— start Records shown —

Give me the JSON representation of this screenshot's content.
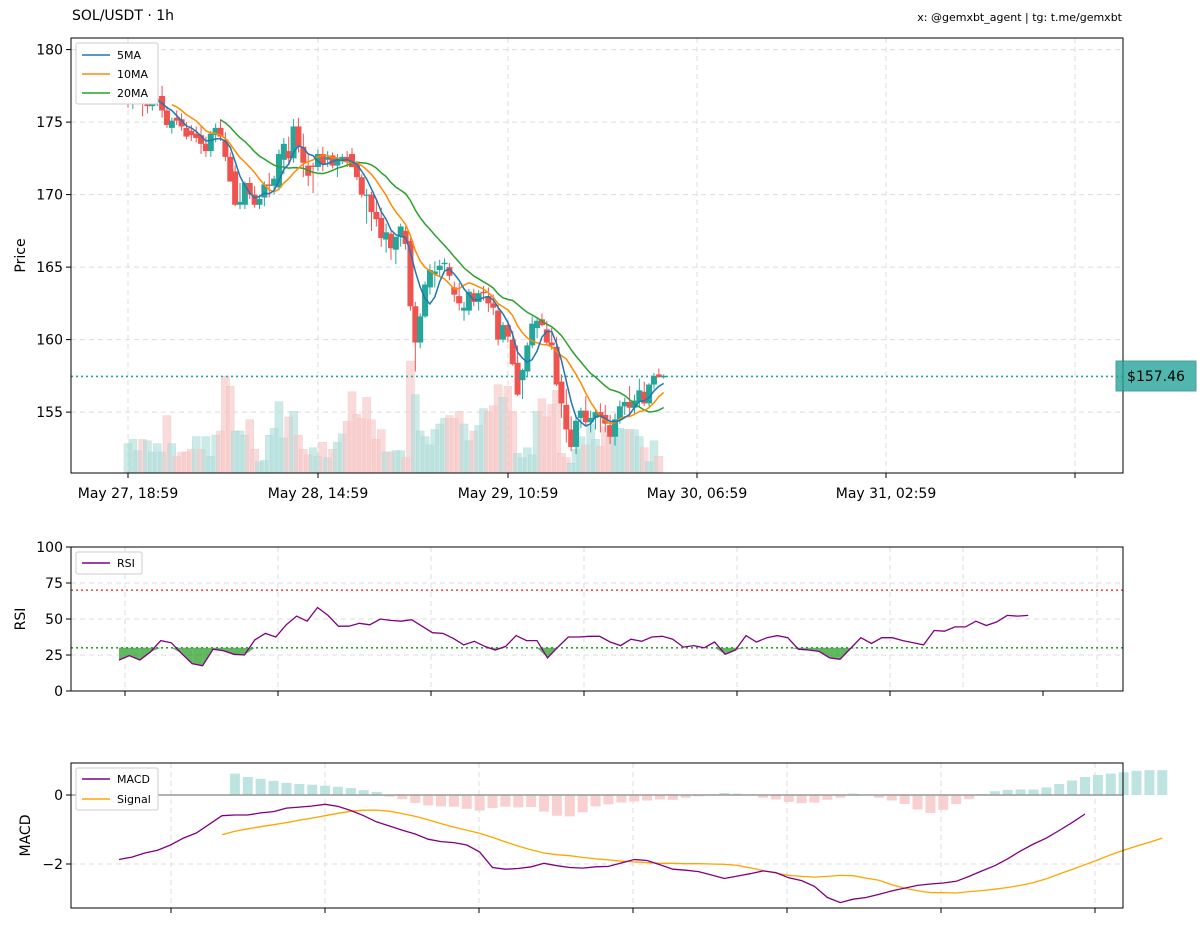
{
  "header": {
    "title": "SOL/USDT · 1h",
    "credit": "x: @gemxbt_agent | tg: t.me/gemxbt"
  },
  "colors": {
    "up": "#26a69a",
    "down": "#ef5350",
    "ma5": "#1f77b4",
    "ma10": "#ff8c00",
    "ma20": "#2ca02c",
    "rsi": "#800080",
    "macd": "#800080",
    "signal": "#ffa500",
    "price_line": "#26a69a"
  },
  "price_tag": "$157.46",
  "chart_data": [
    {
      "type": "candlestick",
      "ylabel": "Price",
      "ylim": [
        150.8,
        180.8
      ],
      "yticks": [
        155,
        160,
        165,
        170,
        175,
        180
      ],
      "xtick_labels": [
        "May 27, 18:59",
        "May 28, 14:59",
        "May 29, 10:59",
        "May 30, 06:59",
        "May 31, 02:59"
      ],
      "legend": [
        "5MA",
        "10MA",
        "20MA"
      ],
      "legend_position": "top-left",
      "grid": true,
      "current_price": 157.46,
      "ohlc_note": "[open, high, low, close]",
      "ohlc": [
        [
          178.2,
          178.8,
          176.0,
          176.6
        ],
        [
          176.6,
          177.5,
          175.9,
          177.2
        ],
        [
          177.2,
          177.6,
          176.4,
          176.8
        ],
        [
          176.6,
          177.2,
          175.4,
          176.3
        ],
        [
          176.3,
          176.8,
          175.6,
          176.1
        ],
        [
          176.1,
          177.1,
          175.8,
          176.9
        ],
        [
          176.6,
          177.3,
          176.1,
          176.4
        ],
        [
          176.8,
          177.5,
          175.3,
          175.8
        ],
        [
          175.8,
          176.1,
          174.6,
          174.8
        ],
        [
          174.6,
          175.3,
          174.2,
          175.1
        ],
        [
          175.3,
          175.8,
          174.8,
          175.1
        ],
        [
          175.2,
          175.6,
          174.4,
          174.7
        ],
        [
          174.6,
          175.0,
          173.8,
          174.0
        ],
        [
          174.4,
          174.8,
          173.7,
          174.1
        ],
        [
          174.2,
          174.7,
          173.6,
          173.9
        ],
        [
          174.1,
          174.7,
          172.8,
          173.5
        ],
        [
          173.5,
          174.0,
          172.6,
          173.0
        ],
        [
          173.0,
          174.4,
          172.6,
          174.2
        ],
        [
          174.1,
          174.9,
          173.6,
          174.6
        ],
        [
          174.6,
          175.2,
          173.7,
          174.0
        ],
        [
          173.8,
          174.3,
          172.3,
          172.6
        ],
        [
          172.6,
          172.9,
          170.9,
          170.9
        ],
        [
          171.6,
          172.0,
          169.2,
          169.3
        ],
        [
          169.3,
          170.8,
          169.0,
          169.5
        ],
        [
          169.3,
          170.9,
          169.0,
          170.8
        ],
        [
          170.8,
          171.2,
          169.7,
          170.0
        ],
        [
          170.0,
          170.6,
          169.1,
          169.3
        ],
        [
          169.3,
          170.0,
          169.0,
          169.7
        ],
        [
          169.8,
          170.9,
          169.2,
          170.7
        ],
        [
          170.7,
          171.5,
          169.8,
          170.6
        ],
        [
          170.6,
          171.3,
          170.0,
          171.1
        ],
        [
          170.5,
          173.1,
          170.3,
          172.8
        ],
        [
          172.4,
          173.9,
          171.4,
          173.5
        ],
        [
          173.0,
          174.0,
          172.1,
          172.5
        ],
        [
          172.5,
          175.2,
          172.2,
          174.7
        ],
        [
          174.7,
          175.3,
          172.9,
          173.3
        ],
        [
          173.3,
          174.2,
          171.2,
          172.2
        ],
        [
          172.0,
          172.8,
          170.6,
          171.3
        ],
        [
          172.0,
          172.2,
          170.1,
          171.9
        ],
        [
          171.9,
          173.1,
          171.6,
          172.8
        ],
        [
          172.8,
          173.3,
          171.6,
          172.1
        ],
        [
          172.4,
          173.0,
          171.9,
          172.6
        ],
        [
          172.7,
          172.9,
          171.8,
          172.0
        ],
        [
          172.0,
          172.8,
          171.2,
          172.5
        ],
        [
          172.3,
          172.8,
          172.1,
          172.6
        ],
        [
          172.6,
          173.0,
          171.9,
          172.3
        ],
        [
          172.8,
          173.2,
          171.9,
          171.9
        ],
        [
          172.1,
          172.3,
          171.0,
          171.2
        ],
        [
          171.2,
          171.4,
          169.8,
          170.0
        ],
        [
          170.0,
          170.4,
          168.0,
          170.0
        ],
        [
          170.0,
          170.2,
          167.5,
          168.8
        ],
        [
          168.8,
          169.6,
          167.8,
          168.3
        ],
        [
          168.4,
          169.1,
          166.4,
          167.0
        ],
        [
          166.9,
          168.0,
          166.0,
          167.4
        ],
        [
          167.3,
          167.5,
          165.5,
          166.3
        ],
        [
          166.2,
          167.0,
          165.2,
          167.1
        ],
        [
          167.1,
          168.0,
          166.4,
          167.8
        ],
        [
          167.5,
          167.8,
          166.2,
          166.6
        ],
        [
          166.8,
          167.0,
          162.0,
          162.3
        ],
        [
          162.3,
          162.6,
          157.8,
          159.8
        ],
        [
          159.8,
          161.8,
          159.4,
          161.6
        ],
        [
          161.6,
          164.0,
          161.5,
          163.8
        ],
        [
          163.6,
          165.2,
          163.1,
          164.8
        ],
        [
          164.5,
          165.4,
          163.6,
          164.7
        ],
        [
          164.8,
          165.5,
          164.3,
          165.1
        ],
        [
          165.2,
          165.6,
          164.8,
          165.3
        ],
        [
          165.0,
          165.3,
          164.1,
          164.4
        ],
        [
          163.6,
          164.0,
          162.6,
          163.1
        ],
        [
          163.0,
          163.9,
          162.0,
          162.5
        ],
        [
          162.0,
          162.6,
          161.3,
          162.2
        ],
        [
          162.0,
          163.5,
          161.7,
          163.3
        ],
        [
          163.2,
          163.5,
          162.3,
          162.6
        ],
        [
          162.6,
          163.4,
          162.0,
          163.2
        ],
        [
          163.3,
          163.7,
          162.7,
          163.2
        ],
        [
          163.0,
          163.6,
          161.9,
          162.5
        ],
        [
          162.5,
          163.1,
          161.7,
          162.2
        ],
        [
          162.0,
          162.5,
          159.6,
          160.0
        ],
        [
          160.0,
          161.2,
          159.8,
          161.0
        ],
        [
          161.0,
          161.3,
          159.8,
          160.2
        ],
        [
          160.0,
          160.6,
          158.2,
          158.3
        ],
        [
          158.4,
          159.6,
          156.1,
          156.2
        ],
        [
          157.2,
          158.0,
          155.9,
          157.9
        ],
        [
          157.8,
          159.8,
          157.5,
          159.6
        ],
        [
          159.6,
          161.6,
          159.4,
          161.1
        ],
        [
          160.8,
          161.5,
          160.1,
          161.3
        ],
        [
          161.4,
          161.8,
          160.9,
          161.0
        ],
        [
          160.7,
          161.3,
          159.6,
          159.8
        ],
        [
          159.8,
          160.8,
          159.3,
          159.6
        ],
        [
          159.5,
          160.2,
          156.8,
          156.9
        ],
        [
          157.1,
          157.6,
          154.6,
          155.6
        ],
        [
          155.5,
          156.6,
          152.9,
          153.8
        ],
        [
          153.8,
          154.7,
          152.3,
          152.6
        ],
        [
          152.6,
          154.8,
          152.1,
          154.4
        ],
        [
          154.6,
          155.3,
          153.9,
          155.1
        ],
        [
          155.1,
          156.1,
          154.1,
          154.3
        ],
        [
          154.3,
          155.1,
          153.6,
          154.6
        ],
        [
          154.6,
          155.2,
          153.8,
          155.0
        ],
        [
          155.0,
          155.6,
          153.6,
          154.7
        ],
        [
          154.8,
          155.5,
          153.6,
          154.2
        ],
        [
          154.1,
          154.8,
          152.8,
          153.3
        ],
        [
          153.3,
          154.9,
          152.7,
          154.5
        ],
        [
          154.5,
          155.8,
          154.2,
          155.4
        ],
        [
          155.4,
          156.0,
          154.8,
          155.7
        ],
        [
          155.7,
          156.8,
          154.7,
          155.3
        ],
        [
          155.3,
          156.2,
          154.9,
          155.8
        ],
        [
          155.7,
          157.3,
          155.3,
          156.5
        ],
        [
          156.4,
          157.1,
          155.4,
          155.6
        ],
        [
          155.6,
          157.0,
          155.4,
          156.9
        ],
        [
          156.9,
          157.7,
          156.6,
          157.5
        ],
        [
          157.6,
          158.0,
          157.4,
          157.4
        ],
        [
          157.4,
          157.6,
          157.3,
          157.5
        ]
      ],
      "volume_bars_relative": [
        0.21,
        0.24,
        0.16,
        0.24,
        0.23,
        0.15,
        0.21,
        0.15,
        0.41,
        0.21,
        0.12,
        0.15,
        0.15,
        0.17,
        0.26,
        0.17,
        0.26,
        0.12,
        0.27,
        0.3,
        0.69,
        0.62,
        0.3,
        0.3,
        0.27,
        0.38,
        0.17,
        0.08,
        0.09,
        0.27,
        0.32,
        0.51,
        0.25,
        0.4,
        0.44,
        0.27,
        0.17,
        0.13,
        0.18,
        0.12,
        0.22,
        0.11,
        0.17,
        0.22,
        0.28,
        0.37,
        0.58,
        0.42,
        0.39,
        0.54,
        0.38,
        0.24,
        0.31,
        0.15,
        0.15,
        0.16,
        0.16,
        0.11,
        0.8,
        0.56,
        0.3,
        0.26,
        0.2,
        0.31,
        0.35,
        0.39,
        0.41,
        0.39,
        0.44,
        0.35,
        0.23,
        0.3,
        0.34,
        0.46,
        0.44,
        0.48,
        0.63,
        0.54,
        0.62,
        0.44,
        0.14,
        0.11,
        0.18,
        0.13,
        0.44,
        0.53,
        0.4,
        0.49,
        0.59,
        0.14,
        0.11,
        0.07,
        0.17,
        0.26,
        0.2,
        0.35,
        0.24,
        0.19,
        0.33,
        0.27,
        0.32,
        0.32,
        0.31,
        0.31,
        0.31,
        0.26,
        0.18,
        0.08,
        0.23,
        0.12
      ],
      "volume_up_flags": [
        1,
        1,
        1,
        0,
        1,
        1,
        1,
        1,
        0,
        1,
        0,
        0,
        0,
        0,
        1,
        0,
        1,
        1,
        1,
        0,
        0,
        0,
        1,
        1,
        1,
        0,
        0,
        1,
        1,
        1,
        1,
        1,
        1,
        0,
        1,
        0,
        0,
        0,
        1,
        1,
        0,
        1,
        0,
        1,
        1,
        0,
        0,
        0,
        0,
        0,
        0,
        0,
        0,
        1,
        0,
        1,
        1,
        0,
        0,
        1,
        1,
        1,
        1,
        1,
        1,
        1,
        0,
        0,
        0,
        1,
        1,
        0,
        1,
        1,
        0,
        0,
        0,
        1,
        0,
        0,
        1,
        1,
        1,
        1,
        1,
        0,
        0,
        0,
        0,
        0,
        0,
        1,
        1,
        1,
        0,
        1,
        1,
        0,
        0,
        0,
        1,
        1,
        1,
        0,
        1,
        1,
        0,
        1,
        1,
        0
      ]
    },
    {
      "type": "line",
      "ylabel": "RSI",
      "ylim": [
        0,
        100
      ],
      "yticks": [
        0,
        25,
        50,
        75,
        100
      ],
      "legend": [
        "RSI"
      ],
      "legend_position": "top-left",
      "grid": true,
      "overbought": 70,
      "oversold": 30,
      "values": [
        21.5,
        24.5,
        21.5,
        27,
        35,
        33.5,
        26,
        19,
        17.5,
        29,
        28,
        25.5,
        25,
        35.5,
        40,
        37.5,
        46,
        52,
        48.5,
        58,
        52.5,
        45,
        45,
        47,
        46,
        50,
        49,
        48.5,
        49.5,
        45,
        40.5,
        40,
        36.5,
        32,
        34.5,
        31,
        28.5,
        31,
        38.5,
        35,
        35,
        23,
        30.5,
        37.5,
        37.5,
        38,
        38,
        34,
        31.5,
        36,
        34.5,
        37.5,
        38,
        36,
        30.5,
        31.5,
        30,
        34,
        25.5,
        28.5,
        38.5,
        34,
        37,
        38.5,
        37,
        29,
        28.5,
        27.5,
        23,
        22,
        29.5,
        37,
        33,
        37,
        37,
        35,
        33.5,
        32,
        42,
        41.5,
        44.5,
        44.5,
        48.5,
        45.5,
        48,
        52.5,
        52,
        52.5
      ]
    },
    {
      "type": "line",
      "ylabel": "MACD",
      "yticks": [
        -2,
        0
      ],
      "legend": [
        "MACD",
        "Signal"
      ],
      "legend_position": "top-left",
      "grid": true,
      "macd": [
        -1.87,
        -1.8,
        -1.68,
        -1.6,
        -1.45,
        -1.25,
        -1.1,
        -0.85,
        -0.6,
        -0.58,
        -0.58,
        -0.52,
        -0.48,
        -0.38,
        -0.35,
        -0.32,
        -0.27,
        -0.33,
        -0.45,
        -0.6,
        -0.78,
        -0.9,
        -1.02,
        -1.13,
        -1.28,
        -1.35,
        -1.38,
        -1.45,
        -1.65,
        -2.1,
        -2.15,
        -2.13,
        -2.08,
        -1.98,
        -2.05,
        -2.1,
        -2.12,
        -2.08,
        -2.07,
        -1.97,
        -1.87,
        -1.9,
        -2.02,
        -2.15,
        -2.18,
        -2.22,
        -2.32,
        -2.42,
        -2.35,
        -2.28,
        -2.2,
        -2.25,
        -2.4,
        -2.48,
        -2.65,
        -2.97,
        -3.12,
        -3.02,
        -2.97,
        -2.88,
        -2.78,
        -2.7,
        -2.62,
        -2.58,
        -2.55,
        -2.5,
        -2.36,
        -2.2,
        -2.05,
        -1.85,
        -1.62,
        -1.42,
        -1.25,
        -1.03,
        -0.8,
        -0.55
      ],
      "signal_start_index": 8,
      "signal": [
        -1.15,
        -1.05,
        -0.98,
        -0.92,
        -0.86,
        -0.8,
        -0.73,
        -0.67,
        -0.6,
        -0.53,
        -0.47,
        -0.44,
        -0.44,
        -0.47,
        -0.54,
        -0.62,
        -0.72,
        -0.83,
        -0.93,
        -1.02,
        -1.11,
        -1.23,
        -1.36,
        -1.48,
        -1.59,
        -1.68,
        -1.73,
        -1.76,
        -1.81,
        -1.85,
        -1.88,
        -1.92,
        -1.94,
        -1.96,
        -1.98,
        -1.98,
        -1.99,
        -1.99,
        -2.0,
        -2.01,
        -2.04,
        -2.11,
        -2.19,
        -2.26,
        -2.33,
        -2.36,
        -2.38,
        -2.36,
        -2.33,
        -2.34,
        -2.41,
        -2.47,
        -2.6,
        -2.7,
        -2.78,
        -2.83,
        -2.83,
        -2.84,
        -2.8,
        -2.77,
        -2.73,
        -2.68,
        -2.62,
        -2.54,
        -2.43,
        -2.29,
        -2.16,
        -2.02,
        -1.88,
        -1.73,
        -1.6,
        -1.48,
        -1.37,
        -1.25
      ],
      "hist_start_index": 9,
      "hist": [
        0.62,
        0.52,
        0.47,
        0.41,
        0.35,
        0.32,
        0.3,
        0.27,
        0.24,
        0.2,
        0.14,
        0.09,
        -0.05,
        -0.12,
        -0.23,
        -0.3,
        -0.33,
        -0.34,
        -0.4,
        -0.45,
        -0.38,
        -0.34,
        -0.36,
        -0.35,
        -0.48,
        -0.6,
        -0.62,
        -0.5,
        -0.33,
        -0.27,
        -0.22,
        -0.19,
        -0.16,
        -0.13,
        -0.14,
        -0.08,
        -0.04,
        0.02,
        0.06,
        0.04,
        0.02,
        -0.08,
        -0.13,
        -0.2,
        -0.24,
        -0.22,
        -0.14,
        -0.08,
        0.04,
        0.02,
        -0.08,
        -0.16,
        -0.26,
        -0.42,
        -0.52,
        -0.43,
        -0.26,
        -0.12,
        0.03,
        0.11,
        0.15,
        0.16,
        0.16,
        0.22,
        0.32,
        0.42,
        0.52,
        0.58,
        0.62,
        0.66,
        0.7,
        0.72,
        0.72
      ]
    }
  ]
}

— end Records shown —

Stated task
Pick out every line holding the string "ylabel" and return it.

Solved exercise
      "ylabel": "Price",
      "ylabel": "RSI",
      "ylabel": "MACD",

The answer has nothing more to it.